[Entries taken from a collection]
— START —

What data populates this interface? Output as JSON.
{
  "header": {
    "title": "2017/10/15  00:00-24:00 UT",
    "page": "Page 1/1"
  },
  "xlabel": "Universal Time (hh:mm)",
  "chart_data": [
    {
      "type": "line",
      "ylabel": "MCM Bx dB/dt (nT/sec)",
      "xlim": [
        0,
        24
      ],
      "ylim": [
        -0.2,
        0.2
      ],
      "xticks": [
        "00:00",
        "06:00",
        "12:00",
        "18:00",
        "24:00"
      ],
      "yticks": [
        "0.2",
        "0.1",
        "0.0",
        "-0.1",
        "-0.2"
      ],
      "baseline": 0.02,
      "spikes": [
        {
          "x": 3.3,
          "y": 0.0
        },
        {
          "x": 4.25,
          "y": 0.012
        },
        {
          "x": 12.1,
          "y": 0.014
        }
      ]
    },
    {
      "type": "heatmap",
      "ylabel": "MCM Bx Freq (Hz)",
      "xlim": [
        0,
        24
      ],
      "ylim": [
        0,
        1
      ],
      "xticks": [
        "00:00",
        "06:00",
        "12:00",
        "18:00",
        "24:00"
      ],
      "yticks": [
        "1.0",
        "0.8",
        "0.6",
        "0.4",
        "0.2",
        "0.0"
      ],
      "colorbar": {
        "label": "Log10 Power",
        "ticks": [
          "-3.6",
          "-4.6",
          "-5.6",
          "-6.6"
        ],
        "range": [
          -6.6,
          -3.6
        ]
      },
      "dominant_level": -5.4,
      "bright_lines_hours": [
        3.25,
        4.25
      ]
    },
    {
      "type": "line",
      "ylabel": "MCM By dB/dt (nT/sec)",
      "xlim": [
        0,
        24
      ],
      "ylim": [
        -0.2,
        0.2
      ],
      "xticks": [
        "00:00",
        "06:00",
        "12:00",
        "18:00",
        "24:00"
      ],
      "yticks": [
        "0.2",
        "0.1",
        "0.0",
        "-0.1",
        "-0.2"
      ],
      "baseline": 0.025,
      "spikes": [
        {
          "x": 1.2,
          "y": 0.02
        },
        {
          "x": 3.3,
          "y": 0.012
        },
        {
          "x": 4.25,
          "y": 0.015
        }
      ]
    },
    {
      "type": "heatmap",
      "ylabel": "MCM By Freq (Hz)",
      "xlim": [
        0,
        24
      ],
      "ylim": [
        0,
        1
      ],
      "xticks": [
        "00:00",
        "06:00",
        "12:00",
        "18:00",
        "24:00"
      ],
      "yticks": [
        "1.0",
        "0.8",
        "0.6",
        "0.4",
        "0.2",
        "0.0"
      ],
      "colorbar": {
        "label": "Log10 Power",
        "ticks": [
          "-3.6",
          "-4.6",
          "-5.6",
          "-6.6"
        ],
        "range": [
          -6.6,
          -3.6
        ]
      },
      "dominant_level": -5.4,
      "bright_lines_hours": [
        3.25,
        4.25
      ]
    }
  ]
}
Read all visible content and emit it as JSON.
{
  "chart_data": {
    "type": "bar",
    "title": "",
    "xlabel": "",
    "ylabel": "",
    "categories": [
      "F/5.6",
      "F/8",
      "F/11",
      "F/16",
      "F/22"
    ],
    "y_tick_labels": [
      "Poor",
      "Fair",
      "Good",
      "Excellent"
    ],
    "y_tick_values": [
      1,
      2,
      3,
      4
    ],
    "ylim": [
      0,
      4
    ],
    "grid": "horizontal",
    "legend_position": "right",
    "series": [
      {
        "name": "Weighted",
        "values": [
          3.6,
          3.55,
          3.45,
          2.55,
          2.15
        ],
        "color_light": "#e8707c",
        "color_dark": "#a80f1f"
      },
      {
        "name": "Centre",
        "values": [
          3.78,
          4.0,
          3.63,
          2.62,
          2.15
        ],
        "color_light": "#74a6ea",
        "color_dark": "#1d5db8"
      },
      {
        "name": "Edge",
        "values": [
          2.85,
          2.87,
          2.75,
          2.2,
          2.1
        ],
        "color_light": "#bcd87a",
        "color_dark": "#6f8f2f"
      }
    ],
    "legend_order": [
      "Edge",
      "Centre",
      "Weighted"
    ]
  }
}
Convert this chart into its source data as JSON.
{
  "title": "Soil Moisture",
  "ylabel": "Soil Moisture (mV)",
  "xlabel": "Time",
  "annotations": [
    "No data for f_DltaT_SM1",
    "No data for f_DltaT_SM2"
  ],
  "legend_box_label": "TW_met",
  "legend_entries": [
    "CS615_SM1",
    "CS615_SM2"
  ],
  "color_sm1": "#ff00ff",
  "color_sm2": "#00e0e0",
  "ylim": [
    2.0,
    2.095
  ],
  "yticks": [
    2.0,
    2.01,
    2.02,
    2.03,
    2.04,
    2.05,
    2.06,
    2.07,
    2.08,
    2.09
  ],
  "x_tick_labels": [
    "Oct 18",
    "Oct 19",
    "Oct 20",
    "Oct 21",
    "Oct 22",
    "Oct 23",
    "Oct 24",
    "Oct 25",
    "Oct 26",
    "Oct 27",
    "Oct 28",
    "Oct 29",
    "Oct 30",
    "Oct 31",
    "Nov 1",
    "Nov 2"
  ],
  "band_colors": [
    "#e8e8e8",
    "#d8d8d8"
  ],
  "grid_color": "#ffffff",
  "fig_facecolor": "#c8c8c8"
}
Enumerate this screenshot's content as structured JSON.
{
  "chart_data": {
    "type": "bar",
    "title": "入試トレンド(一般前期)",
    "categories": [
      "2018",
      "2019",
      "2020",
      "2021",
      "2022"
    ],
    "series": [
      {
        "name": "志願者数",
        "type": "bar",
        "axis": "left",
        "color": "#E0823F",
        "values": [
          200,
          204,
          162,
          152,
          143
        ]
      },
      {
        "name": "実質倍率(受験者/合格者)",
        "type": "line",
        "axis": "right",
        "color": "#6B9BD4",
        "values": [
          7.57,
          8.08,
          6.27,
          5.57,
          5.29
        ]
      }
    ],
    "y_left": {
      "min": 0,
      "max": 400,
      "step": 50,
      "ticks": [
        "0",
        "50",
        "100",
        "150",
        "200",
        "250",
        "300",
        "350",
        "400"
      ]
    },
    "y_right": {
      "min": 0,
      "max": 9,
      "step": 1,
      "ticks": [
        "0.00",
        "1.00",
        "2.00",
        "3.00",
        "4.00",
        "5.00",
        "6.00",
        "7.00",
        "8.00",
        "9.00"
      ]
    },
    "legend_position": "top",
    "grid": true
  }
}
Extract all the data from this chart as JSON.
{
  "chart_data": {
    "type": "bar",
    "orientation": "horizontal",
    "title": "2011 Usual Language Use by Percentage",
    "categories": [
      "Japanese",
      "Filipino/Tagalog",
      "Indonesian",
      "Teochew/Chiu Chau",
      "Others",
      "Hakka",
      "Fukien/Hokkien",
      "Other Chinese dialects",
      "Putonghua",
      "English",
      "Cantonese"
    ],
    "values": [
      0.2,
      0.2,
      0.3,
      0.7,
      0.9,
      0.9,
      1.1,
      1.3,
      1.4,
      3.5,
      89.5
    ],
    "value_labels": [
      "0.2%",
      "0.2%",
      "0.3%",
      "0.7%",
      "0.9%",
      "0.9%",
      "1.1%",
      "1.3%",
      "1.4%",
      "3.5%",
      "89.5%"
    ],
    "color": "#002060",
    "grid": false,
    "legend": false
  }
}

— END —

__What the task requires__
Extract the whole listing, character for character.

__Answer to this exercise__
What data populates this interface? Output as JSON.
{
  "header": {
    "title": "2017/10/15  00:00-24:00 UT",
    "page": "Page 1/1"
  },
  "xlabel": "Universal Time (hh:mm)",
  "chart_data": [
    {
      "type": "line",
      "ylabel": "MCM Bx dB/dt (nT/sec)",
      "xlim": [
        0,
        24
      ],
      "ylim": [
        -0.2,
        0.2
      ],
      "xticks": [
        "00:00",
        "06:00",
        "12:00",
        "18:00",
        "24:00"
      ],
      "yticks": [
        "0.2",
        "0.1",
        "0.0",
        "-0.1",
        "-0.2"
      ],
      "baseline": 0.02,
      "spikes": [
        {
          "x": 3.3,
          "y": 0.0
        },
        {
          "x": 4.25,
          "y": 0.012
        },
        {
          "x": 12.1,
          "y": 0.014
        }
      ]
    },
    {
      "type": "heatmap",
      "ylabel": "MCM Bx Freq (Hz)",
      "xlim": [
        0,
        24
      ],
      "ylim": [
        0,
        1
      ],
      "xticks": [
        "00:00",
        "06:00",
        "12:00",
        "18:00",
        "24:00"
      ],
      "yticks": [
        "1.0",
        "0.8",
        "0.6",
        "0.4",
        "0.2",
        "0.0"
      ],
      "colorbar": {
        "label": "Log10 Power",
        "ticks": [
          "-3.6",
          "-4.6",
          "-5.6",
          "-6.6"
        ],
        "range": [
          -6.6,
          -3.6
        ]
      },
      "dominant_level": -5.4,
      "bright_lines_hours": [
        3.25,
        4.25
      ]
    },
    {
      "type": "line",
      "ylabel": "MCM By dB/dt (nT/sec)",
      "xlim": [
        0,
        24
      ],
      "ylim": [
        -0.2,
        0.2
      ],
      "xticks": [
        "00:00",
        "06:00",
        "12:00",
        "18:00",
        "24:00"
      ],
      "yticks": [
        "0.2",
        "0.1",
        "0.0",
        "-0.1",
        "-0.2"
      ],
      "baseline": 0.025,
      "spikes": [
        {
          "x": 1.2,
          "y": 0.02
        },
        {
          "x": 3.3,
          "y": 0.012
        },
        {
          "x": 4.25,
          "y": 0.015
        }
      ]
    },
    {
      "type": "heatmap",
      "ylabel": "MCM By Freq (Hz)",
      "xlim": [
        0,
        24
      ],
      "ylim": [
        0,
        1
      ],
      "xticks": [
        "00:00",
        "06:00",
        "12:00",
        "18:00",
        "24:00"
      ],
      "yticks": [
        "1.0",
        "0.8",
        "0.6",
        "0.4",
        "0.2",
        "0.0"
      ],
      "colorbar": {
        "label": "Log10 Power",
        "ticks": [
          "-3.6",
          "-4.6",
          "-5.6",
          "-6.6"
        ],
        "range": [
          -6.6,
          -3.6
        ]
      },
      "dominant_level": -5.4,
      "bright_lines_hours": [
        3.25,
        4.25
      ]
    }
  ]
}
Read all visible content and emit it as JSON.
{
  "chart_data": {
    "type": "bar",
    "title": "",
    "xlabel": "",
    "ylabel": "",
    "categories": [
      "F/5.6",
      "F/8",
      "F/11",
      "F/16",
      "F/22"
    ],
    "y_tick_labels": [
      "Poor",
      "Fair",
      "Good",
      "Excellent"
    ],
    "y_tick_values": [
      1,
      2,
      3,
      4
    ],
    "ylim": [
      0,
      4
    ],
    "grid": "horizontal",
    "legend_position": "right",
    "series": [
      {
        "name": "Weighted",
        "values": [
          3.6,
          3.55,
          3.45,
          2.55,
          2.15
        ],
        "color_light": "#e8707c",
        "color_dark": "#a80f1f"
      },
      {
        "name": "Centre",
        "values": [
          3.78,
          4.0,
          3.63,
          2.62,
          2.15
        ],
        "color_light": "#74a6ea",
        "color_dark": "#1d5db8"
      },
      {
        "name": "Edge",
        "values": [
          2.85,
          2.87,
          2.75,
          2.2,
          2.1
        ],
        "color_light": "#bcd87a",
        "color_dark": "#6f8f2f"
      }
    ],
    "legend_order": [
      "Edge",
      "Centre",
      "Weighted"
    ]
  }
}
Convert this chart into its source data as JSON.
{
  "title": "Soil Moisture",
  "ylabel": "Soil Moisture (mV)",
  "xlabel": "Time",
  "annotations": [
    "No data for f_DltaT_SM1",
    "No data for f_DltaT_SM2"
  ],
  "legend_box_label": "TW_met",
  "legend_entries": [
    "CS615_SM1",
    "CS615_SM2"
  ],
  "color_sm1": "#ff00ff",
  "color_sm2": "#00e0e0",
  "ylim": [
    2.0,
    2.095
  ],
  "yticks": [
    2.0,
    2.01,
    2.02,
    2.03,
    2.04,
    2.05,
    2.06,
    2.07,
    2.08,
    2.09
  ],
  "x_tick_labels": [
    "Oct 18",
    "Oct 19",
    "Oct 20",
    "Oct 21",
    "Oct 22",
    "Oct 23",
    "Oct 24",
    "Oct 25",
    "Oct 26",
    "Oct 27",
    "Oct 28",
    "Oct 29",
    "Oct 30",
    "Oct 31",
    "Nov 1",
    "Nov 2"
  ],
  "band_colors": [
    "#e8e8e8",
    "#d8d8d8"
  ],
  "grid_color": "#ffffff",
  "fig_facecolor": "#c8c8c8"
}
Enumerate this screenshot's content as structured JSON.
{
  "chart_data": {
    "type": "bar",
    "title": "入試トレンド(一般前期)",
    "categories": [
      "2018",
      "2019",
      "2020",
      "2021",
      "2022"
    ],
    "series": [
      {
        "name": "志願者数",
        "type": "bar",
        "axis": "left",
        "color": "#E0823F",
        "values": [
          200,
          204,
          162,
          152,
          143
        ]
      },
      {
        "name": "実質倍率(受験者/合格者)",
        "type": "line",
        "axis": "right",
        "color": "#6B9BD4",
        "values": [
          7.57,
          8.08,
          6.27,
          5.57,
          5.29
        ]
      }
    ],
    "y_left": {
      "min": 0,
      "max": 400,
      "step": 50,
      "ticks": [
        "0",
        "50",
        "100",
        "150",
        "200",
        "250",
        "300",
        "350",
        "400"
      ]
    },
    "y_right": {
      "min": 0,
      "max": 9,
      "step": 1,
      "ticks": [
        "0.00",
        "1.00",
        "2.00",
        "3.00",
        "4.00",
        "5.00",
        "6.00",
        "7.00",
        "8.00",
        "9.00"
      ]
    },
    "legend_position": "top",
    "grid": true
  }
}
Extract all the data from this chart as JSON.
{
  "chart_data": {
    "type": "bar",
    "orientation": "horizontal",
    "title": "2011 Usual Language Use by Percentage",
    "categories": [
      "Japanese",
      "Filipino/Tagalog",
      "Indonesian",
      "Teochew/Chiu Chau",
      "Others",
      "Hakka",
      "Fukien/Hokkien",
      "Other Chinese dialects",
      "Putonghua",
      "English",
      "Cantonese"
    ],
    "values": [
      0.2,
      0.2,
      0.3,
      0.7,
      0.9,
      0.9,
      1.1,
      1.3,
      1.4,
      3.5,
      89.5
    ],
    "value_labels": [
      "0.2%",
      "0.2%",
      "0.3%",
      "0.7%",
      "0.9%",
      "0.9%",
      "1.1%",
      "1.3%",
      "1.4%",
      "3.5%",
      "89.5%"
    ],
    "color": "#002060",
    "grid": false,
    "legend": false
  }
}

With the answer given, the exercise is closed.